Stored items
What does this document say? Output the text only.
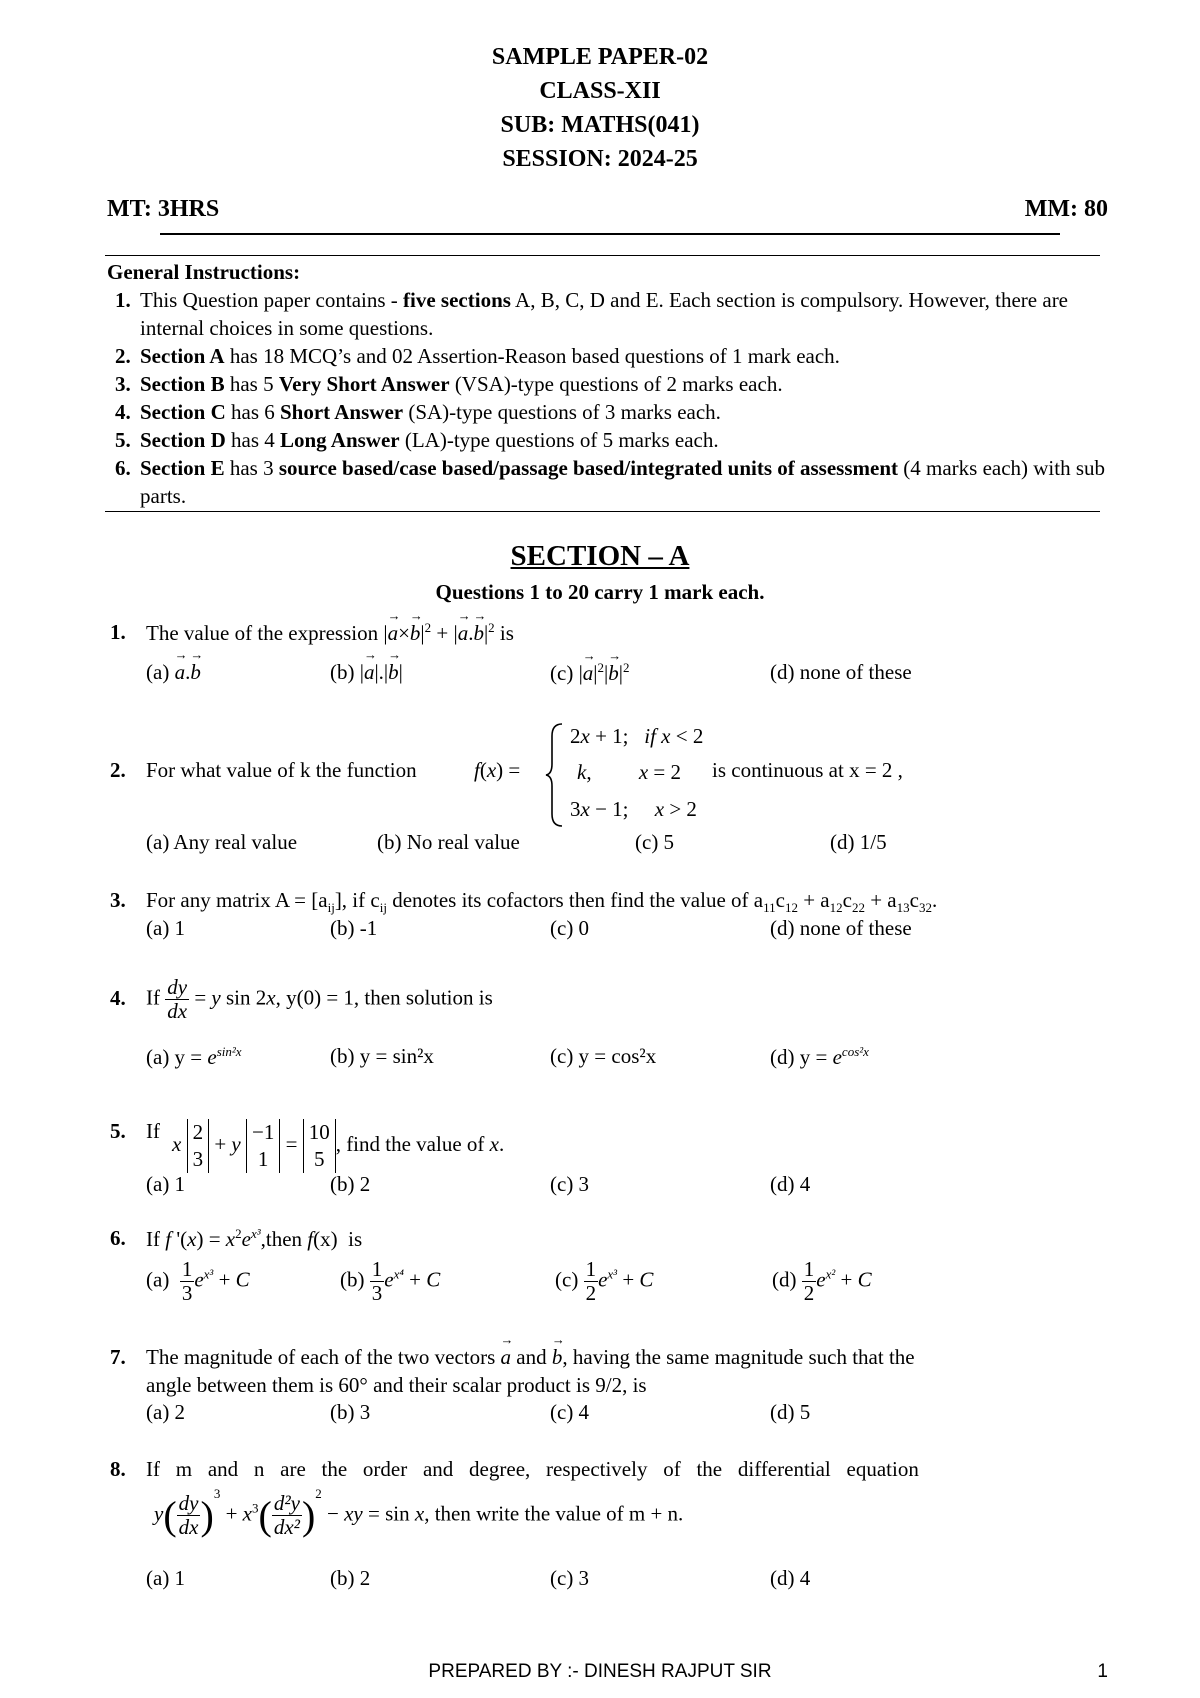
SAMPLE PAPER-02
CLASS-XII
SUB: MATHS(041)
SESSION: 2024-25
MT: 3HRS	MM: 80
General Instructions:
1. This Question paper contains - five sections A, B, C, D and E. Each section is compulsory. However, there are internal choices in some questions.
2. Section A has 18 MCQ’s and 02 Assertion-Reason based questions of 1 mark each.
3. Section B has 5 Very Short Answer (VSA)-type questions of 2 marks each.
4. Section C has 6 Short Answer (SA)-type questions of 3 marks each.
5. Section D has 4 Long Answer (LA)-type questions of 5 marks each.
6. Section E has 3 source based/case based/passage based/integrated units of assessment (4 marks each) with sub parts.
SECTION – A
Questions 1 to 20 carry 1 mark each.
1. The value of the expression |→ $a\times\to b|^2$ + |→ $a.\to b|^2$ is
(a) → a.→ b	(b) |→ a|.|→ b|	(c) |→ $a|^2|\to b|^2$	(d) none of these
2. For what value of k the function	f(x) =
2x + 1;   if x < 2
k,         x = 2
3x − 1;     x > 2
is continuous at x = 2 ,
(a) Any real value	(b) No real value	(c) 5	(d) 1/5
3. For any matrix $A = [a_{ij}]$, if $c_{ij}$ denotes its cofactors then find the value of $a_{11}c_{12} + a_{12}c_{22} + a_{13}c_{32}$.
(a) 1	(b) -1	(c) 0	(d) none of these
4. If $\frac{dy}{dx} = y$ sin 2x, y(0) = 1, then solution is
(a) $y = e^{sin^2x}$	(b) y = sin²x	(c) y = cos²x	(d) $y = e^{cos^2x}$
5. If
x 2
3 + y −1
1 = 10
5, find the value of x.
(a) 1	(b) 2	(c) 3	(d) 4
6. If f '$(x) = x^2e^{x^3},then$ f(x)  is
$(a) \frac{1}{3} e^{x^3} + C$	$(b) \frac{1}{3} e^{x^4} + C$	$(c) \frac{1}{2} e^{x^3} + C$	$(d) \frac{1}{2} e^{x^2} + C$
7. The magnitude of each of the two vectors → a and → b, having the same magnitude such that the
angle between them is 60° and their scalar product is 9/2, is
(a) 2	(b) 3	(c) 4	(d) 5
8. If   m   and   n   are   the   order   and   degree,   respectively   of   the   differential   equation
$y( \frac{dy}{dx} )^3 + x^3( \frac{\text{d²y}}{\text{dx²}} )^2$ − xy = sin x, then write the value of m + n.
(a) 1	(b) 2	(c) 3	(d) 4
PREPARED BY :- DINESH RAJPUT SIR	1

# [What the task requires]
Go through the entries above and pull out each line with "value" in it.

# [Written answer]
1. The value of the expression |→ $a\times\to b|^2$ + |→ $a.\to b|^2$ is
2. For what value of k the function	f(x) =
(a) Any real value	(b) No real value	(c) 5	(d) 1/5
3. For any matrix $A = [a_{ij}]$, if $c_{ij}$ denotes its cofactors then find the value of $a_{11}c_{12} + a_{12}c_{22} + a_{13}c_{32}$.
5, find the value of x.
$y( \frac{dy}{dx} )^3 + x^3( \frac{\text{d²y}}{\text{dx²}} )^2$ − xy = sin x, then write the value of m + n.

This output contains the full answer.